• _SUPPLIED TEXT_

--- START ---

  • @webx135
    I used to work on controls for cascaded refrigeration units for use in medical and scientific applications. Once you have a second stage, it's pretty crazy what kinds of temperature gradients you can have. IIRC, one of them I worked on was a -150C system. Heat pump is love. Heat pump is life.
  • The main problem with heat pumps is that cost savings on your energy bill won't justify the cost of the system. Especially if something breaks outside of warranty. I think the biggest thing is that manufacturers need to get the price down for heat pump systems to truly justify buying a heat pump
  • @BiggMo
    Complex systems are only beneficial if reliable. As a home builder that delivers around 300 homes a year… we are seeing a 38% failure rate of hybrid water heaters. We had a 0% failure rate with electric, 3% failure rate with gas and a 6% failure rate with tankless.

--- END ---

Pick up the comment thread on heat pumps and keep it going from its last line.

• _RECORDS_
--- START ---

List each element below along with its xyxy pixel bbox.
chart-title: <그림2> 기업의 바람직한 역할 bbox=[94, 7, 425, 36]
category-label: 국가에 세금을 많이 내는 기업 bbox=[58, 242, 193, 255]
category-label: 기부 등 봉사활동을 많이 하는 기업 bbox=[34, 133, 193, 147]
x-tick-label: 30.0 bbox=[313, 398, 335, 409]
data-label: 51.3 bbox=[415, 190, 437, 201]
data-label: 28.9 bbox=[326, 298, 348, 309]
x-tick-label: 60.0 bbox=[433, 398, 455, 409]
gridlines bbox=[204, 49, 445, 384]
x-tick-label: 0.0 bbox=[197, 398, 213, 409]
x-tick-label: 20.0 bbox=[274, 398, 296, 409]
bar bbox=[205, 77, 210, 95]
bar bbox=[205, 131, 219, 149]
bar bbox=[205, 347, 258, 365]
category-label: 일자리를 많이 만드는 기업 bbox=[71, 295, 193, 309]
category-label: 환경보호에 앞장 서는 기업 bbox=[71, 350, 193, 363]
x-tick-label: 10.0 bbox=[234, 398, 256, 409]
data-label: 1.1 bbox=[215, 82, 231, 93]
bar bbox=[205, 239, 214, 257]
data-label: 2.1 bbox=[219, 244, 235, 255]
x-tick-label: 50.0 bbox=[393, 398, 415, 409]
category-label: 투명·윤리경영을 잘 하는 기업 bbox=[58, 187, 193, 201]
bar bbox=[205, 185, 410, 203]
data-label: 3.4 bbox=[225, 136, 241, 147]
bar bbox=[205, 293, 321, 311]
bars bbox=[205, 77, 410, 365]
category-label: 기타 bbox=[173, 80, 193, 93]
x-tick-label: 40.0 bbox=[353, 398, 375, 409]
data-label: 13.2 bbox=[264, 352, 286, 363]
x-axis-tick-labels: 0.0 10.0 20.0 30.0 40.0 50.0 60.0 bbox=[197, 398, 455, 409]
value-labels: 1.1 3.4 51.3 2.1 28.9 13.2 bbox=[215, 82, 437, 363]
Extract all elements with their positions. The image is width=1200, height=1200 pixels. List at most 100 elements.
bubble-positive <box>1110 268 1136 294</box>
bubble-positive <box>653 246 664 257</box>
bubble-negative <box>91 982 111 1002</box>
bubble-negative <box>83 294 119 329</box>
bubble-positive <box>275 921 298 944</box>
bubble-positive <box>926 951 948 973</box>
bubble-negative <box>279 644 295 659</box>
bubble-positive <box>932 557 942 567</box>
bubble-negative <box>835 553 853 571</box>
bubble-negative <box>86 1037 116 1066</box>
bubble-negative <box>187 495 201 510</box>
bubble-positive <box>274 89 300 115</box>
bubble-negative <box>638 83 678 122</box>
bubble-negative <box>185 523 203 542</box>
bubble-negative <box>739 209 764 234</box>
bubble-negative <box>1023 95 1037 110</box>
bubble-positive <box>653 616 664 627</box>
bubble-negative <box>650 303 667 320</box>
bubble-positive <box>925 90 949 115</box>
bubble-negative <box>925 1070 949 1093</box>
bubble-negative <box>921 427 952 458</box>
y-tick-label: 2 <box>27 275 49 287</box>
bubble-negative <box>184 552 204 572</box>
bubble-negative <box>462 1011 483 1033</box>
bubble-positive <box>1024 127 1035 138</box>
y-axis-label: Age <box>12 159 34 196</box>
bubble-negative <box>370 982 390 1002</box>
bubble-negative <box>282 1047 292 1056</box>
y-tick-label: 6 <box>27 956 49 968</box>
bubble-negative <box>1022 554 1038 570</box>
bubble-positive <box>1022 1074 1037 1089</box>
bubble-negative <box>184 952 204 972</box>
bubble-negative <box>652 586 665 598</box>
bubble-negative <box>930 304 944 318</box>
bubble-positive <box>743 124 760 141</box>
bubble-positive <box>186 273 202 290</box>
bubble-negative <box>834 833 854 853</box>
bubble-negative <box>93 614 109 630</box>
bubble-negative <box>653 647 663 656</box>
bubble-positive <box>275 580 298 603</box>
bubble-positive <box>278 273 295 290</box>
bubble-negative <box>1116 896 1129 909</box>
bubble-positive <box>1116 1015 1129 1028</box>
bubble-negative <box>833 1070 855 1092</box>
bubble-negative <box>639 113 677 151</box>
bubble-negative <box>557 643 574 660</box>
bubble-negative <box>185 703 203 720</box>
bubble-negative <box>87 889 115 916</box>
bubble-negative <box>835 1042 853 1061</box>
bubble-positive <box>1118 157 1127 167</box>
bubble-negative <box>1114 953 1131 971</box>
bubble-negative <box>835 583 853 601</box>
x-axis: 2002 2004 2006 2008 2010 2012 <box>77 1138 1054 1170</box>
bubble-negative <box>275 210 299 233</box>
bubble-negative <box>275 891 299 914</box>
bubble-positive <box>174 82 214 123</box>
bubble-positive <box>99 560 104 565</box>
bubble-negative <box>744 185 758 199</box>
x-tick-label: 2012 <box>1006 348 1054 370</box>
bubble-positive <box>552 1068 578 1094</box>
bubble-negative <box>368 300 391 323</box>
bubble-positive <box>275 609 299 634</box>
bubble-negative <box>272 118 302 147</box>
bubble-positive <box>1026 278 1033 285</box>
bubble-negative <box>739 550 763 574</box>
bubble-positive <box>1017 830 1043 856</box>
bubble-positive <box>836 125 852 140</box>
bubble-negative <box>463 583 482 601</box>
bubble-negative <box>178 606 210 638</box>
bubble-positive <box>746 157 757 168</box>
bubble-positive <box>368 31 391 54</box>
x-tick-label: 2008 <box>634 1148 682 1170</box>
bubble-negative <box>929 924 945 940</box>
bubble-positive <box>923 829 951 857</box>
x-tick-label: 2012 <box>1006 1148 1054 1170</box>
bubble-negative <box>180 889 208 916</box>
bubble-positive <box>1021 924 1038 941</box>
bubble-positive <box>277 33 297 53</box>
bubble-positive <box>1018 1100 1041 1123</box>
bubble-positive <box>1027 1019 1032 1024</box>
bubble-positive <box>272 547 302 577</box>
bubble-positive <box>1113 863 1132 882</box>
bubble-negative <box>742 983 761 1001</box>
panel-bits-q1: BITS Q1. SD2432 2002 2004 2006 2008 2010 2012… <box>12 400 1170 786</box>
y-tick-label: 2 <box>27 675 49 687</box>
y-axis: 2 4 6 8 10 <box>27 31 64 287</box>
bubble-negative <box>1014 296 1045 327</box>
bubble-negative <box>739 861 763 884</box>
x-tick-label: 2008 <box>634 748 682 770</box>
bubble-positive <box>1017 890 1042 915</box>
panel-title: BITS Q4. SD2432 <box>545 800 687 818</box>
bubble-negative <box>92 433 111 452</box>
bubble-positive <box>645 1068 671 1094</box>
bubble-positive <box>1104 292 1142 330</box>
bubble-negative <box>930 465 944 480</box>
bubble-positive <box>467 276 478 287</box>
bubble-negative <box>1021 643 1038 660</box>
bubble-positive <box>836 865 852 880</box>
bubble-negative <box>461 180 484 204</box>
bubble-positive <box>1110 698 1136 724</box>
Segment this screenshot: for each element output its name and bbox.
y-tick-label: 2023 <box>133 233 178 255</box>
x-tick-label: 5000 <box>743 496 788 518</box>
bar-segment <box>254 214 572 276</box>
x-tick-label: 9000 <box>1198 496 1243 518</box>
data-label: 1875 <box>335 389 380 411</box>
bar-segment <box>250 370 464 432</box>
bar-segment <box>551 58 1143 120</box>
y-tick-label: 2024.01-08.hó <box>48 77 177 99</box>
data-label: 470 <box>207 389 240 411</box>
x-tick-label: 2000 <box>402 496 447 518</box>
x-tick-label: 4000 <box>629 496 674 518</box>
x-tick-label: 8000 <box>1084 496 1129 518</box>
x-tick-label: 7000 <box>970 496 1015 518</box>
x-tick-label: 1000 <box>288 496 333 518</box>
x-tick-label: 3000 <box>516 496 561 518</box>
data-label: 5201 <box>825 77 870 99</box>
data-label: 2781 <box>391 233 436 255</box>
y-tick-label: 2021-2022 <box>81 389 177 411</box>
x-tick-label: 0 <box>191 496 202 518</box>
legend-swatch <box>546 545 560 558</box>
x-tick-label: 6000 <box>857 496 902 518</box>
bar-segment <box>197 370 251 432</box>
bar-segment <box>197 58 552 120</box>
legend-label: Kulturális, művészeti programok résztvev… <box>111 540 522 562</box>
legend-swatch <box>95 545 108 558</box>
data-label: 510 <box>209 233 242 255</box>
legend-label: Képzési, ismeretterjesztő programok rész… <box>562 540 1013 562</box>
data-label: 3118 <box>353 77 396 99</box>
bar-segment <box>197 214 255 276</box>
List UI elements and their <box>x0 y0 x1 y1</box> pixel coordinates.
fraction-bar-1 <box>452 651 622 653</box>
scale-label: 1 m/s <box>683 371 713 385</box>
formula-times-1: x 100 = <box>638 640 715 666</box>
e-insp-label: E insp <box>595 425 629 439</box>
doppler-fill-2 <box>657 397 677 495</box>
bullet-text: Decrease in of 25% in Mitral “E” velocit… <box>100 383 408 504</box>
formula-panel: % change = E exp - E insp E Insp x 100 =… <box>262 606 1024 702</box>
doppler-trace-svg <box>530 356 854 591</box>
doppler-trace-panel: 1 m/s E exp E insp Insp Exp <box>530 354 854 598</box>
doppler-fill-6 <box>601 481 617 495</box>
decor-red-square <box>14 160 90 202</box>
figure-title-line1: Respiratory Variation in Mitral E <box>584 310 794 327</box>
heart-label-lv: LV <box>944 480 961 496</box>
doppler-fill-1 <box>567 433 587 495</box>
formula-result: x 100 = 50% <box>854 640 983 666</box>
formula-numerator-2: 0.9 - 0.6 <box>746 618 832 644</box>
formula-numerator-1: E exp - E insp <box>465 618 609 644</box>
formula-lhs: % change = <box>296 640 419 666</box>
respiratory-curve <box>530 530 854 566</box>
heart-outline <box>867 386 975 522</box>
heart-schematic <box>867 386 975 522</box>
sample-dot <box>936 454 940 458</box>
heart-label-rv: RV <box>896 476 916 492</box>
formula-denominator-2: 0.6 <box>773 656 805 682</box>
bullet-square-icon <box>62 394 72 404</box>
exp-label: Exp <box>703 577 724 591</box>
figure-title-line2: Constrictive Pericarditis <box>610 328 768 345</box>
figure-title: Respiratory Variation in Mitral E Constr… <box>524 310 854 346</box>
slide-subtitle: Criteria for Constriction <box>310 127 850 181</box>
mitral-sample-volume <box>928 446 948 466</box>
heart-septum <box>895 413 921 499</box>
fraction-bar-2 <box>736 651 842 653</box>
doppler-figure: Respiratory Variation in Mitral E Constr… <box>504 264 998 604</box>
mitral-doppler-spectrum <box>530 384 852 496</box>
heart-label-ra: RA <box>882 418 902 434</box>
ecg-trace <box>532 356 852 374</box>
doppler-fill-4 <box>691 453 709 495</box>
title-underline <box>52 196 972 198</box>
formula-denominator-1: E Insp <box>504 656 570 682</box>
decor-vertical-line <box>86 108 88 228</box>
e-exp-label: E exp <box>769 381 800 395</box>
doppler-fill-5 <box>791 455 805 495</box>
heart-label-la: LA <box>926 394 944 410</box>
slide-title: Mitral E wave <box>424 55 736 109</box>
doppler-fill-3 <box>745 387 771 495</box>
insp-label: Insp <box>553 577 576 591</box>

--- END ---

• _REPLY TO THE TASK_
  • @LucasMachado12
    I always wonder if technology outside of the nordic countries is outdated or do we have some well kept secrets, because we simply have much better heat pumps that work very well in our very cold winters. For example this year I had one installed at home (Mitsubishi RW-35) which can keep a COP of 4 at temperatures as low as -35C (-31F). It's not a cascading heat pump, but just a regular one. A have another heat pump installed 15 years ago which can keep a COP above 3 at -25C (-13F)...
  • @mikenyc1501
    We have 2 air source heat pumps, about 10 and 6 years old, on our home. We live in CT these days and oil is our primary heat source. We have consistently saved about 1/3 to 40% of our oil usage for heating, thus saving hundreds of gallons of oil each year while saving money, as the net cost of electricity is less than the oil for those BTUs. I am an engineer, and compare our oil cost * efficiency of our furnace to our heat pumps and electricity costs. It's a no brainer for saving money, and we still have the oil for days below about 30F. 25F to 40F roughly, depends on the oil price and electric price that year, is our break even point.
  • @johnculbert1927
    you know your an odd ball when you see "the prefect heat pump" and get excited. lol love your show broski.
  • @topgunm
    We are going for a geothermal Heat Pump (with floor heating) and passive cooling for our new house. Pretty nice as the temperature of the ground is a stable 3-4c and that means the COP is like 4 year around. Its also much more quiet than air-to-air heat pumps and does not need to "de-ice". In the summer we can use that "cold hole" to passively cool in the summer.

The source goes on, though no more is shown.